(带标注的元素条目)
....
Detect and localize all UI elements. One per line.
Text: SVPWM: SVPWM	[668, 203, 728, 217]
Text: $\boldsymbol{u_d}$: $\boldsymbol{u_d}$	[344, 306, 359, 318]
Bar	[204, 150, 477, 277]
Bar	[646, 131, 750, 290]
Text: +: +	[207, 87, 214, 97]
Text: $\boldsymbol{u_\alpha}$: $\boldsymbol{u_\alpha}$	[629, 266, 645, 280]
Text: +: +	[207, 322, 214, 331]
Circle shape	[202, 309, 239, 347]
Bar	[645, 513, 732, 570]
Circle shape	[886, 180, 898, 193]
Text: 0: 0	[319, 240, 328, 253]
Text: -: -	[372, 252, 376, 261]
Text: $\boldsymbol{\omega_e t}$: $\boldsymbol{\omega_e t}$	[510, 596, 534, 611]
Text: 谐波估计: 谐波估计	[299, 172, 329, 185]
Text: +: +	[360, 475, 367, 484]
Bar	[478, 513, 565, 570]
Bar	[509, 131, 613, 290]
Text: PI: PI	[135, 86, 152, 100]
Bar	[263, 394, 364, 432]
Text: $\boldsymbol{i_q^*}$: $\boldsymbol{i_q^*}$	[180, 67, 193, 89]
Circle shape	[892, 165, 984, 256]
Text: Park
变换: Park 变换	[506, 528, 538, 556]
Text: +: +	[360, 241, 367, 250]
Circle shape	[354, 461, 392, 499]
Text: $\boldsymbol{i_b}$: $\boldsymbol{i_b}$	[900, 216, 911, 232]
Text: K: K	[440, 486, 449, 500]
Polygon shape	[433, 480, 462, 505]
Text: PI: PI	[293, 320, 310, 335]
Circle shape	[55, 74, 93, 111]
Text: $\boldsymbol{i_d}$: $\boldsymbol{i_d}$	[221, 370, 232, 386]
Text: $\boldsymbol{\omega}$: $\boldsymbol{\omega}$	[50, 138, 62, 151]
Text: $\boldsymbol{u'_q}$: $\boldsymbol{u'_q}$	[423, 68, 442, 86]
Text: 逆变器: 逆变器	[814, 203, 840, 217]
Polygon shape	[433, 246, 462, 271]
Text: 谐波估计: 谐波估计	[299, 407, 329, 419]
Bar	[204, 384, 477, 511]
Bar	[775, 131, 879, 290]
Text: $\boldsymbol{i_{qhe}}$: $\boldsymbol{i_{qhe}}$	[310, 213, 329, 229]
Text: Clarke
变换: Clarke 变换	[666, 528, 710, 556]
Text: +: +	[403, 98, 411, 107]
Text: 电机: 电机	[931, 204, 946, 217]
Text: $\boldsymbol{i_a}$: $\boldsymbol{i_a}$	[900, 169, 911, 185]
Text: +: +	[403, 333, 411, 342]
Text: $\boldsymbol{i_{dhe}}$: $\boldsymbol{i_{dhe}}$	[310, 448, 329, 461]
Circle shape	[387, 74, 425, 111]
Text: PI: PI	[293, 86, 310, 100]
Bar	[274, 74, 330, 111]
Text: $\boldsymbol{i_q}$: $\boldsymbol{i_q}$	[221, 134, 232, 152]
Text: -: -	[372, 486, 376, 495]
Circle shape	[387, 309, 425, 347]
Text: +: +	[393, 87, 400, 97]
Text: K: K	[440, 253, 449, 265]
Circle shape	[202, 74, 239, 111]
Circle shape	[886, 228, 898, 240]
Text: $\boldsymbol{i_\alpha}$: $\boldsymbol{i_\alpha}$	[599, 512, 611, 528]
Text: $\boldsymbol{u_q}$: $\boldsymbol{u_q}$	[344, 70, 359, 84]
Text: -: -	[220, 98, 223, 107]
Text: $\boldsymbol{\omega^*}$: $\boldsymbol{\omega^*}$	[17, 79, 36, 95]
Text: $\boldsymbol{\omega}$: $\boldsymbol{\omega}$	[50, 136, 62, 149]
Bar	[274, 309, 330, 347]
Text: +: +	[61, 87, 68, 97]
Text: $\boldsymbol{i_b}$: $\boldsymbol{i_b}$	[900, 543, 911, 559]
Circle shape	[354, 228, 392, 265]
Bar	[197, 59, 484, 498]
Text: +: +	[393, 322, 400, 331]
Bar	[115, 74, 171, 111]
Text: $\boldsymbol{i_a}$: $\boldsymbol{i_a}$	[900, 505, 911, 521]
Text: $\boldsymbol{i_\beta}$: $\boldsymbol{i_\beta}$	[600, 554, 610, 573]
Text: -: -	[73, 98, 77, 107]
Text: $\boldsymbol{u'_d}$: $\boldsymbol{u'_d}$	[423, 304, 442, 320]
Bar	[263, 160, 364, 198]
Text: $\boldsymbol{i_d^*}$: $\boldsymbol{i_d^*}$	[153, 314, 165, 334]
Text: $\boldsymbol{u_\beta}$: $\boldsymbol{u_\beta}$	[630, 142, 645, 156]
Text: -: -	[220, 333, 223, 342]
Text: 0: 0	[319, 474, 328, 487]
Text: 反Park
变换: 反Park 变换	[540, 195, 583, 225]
....
请逐字输出条目中从第一行起、到含有“252, 376, 261]”的那一行为止的各行，首尾两行都包括在内。

Detect and localize all UI elements. One per line.
Text: SVPWM: SVPWM	[668, 203, 728, 217]
Text: $\boldsymbol{u_d}$: $\boldsymbol{u_d}$	[344, 306, 359, 318]
Bar	[204, 150, 477, 277]
Bar	[646, 131, 750, 290]
Text: +: +	[207, 87, 214, 97]
Text: $\boldsymbol{u_\alpha}$: $\boldsymbol{u_\alpha}$	[629, 266, 645, 280]
Text: +: +	[207, 322, 214, 331]
Circle shape	[202, 309, 239, 347]
Bar	[645, 513, 732, 570]
Circle shape	[886, 180, 898, 193]
Text: 0: 0	[319, 240, 328, 253]
Text: -: -	[372, 252, 376, 261]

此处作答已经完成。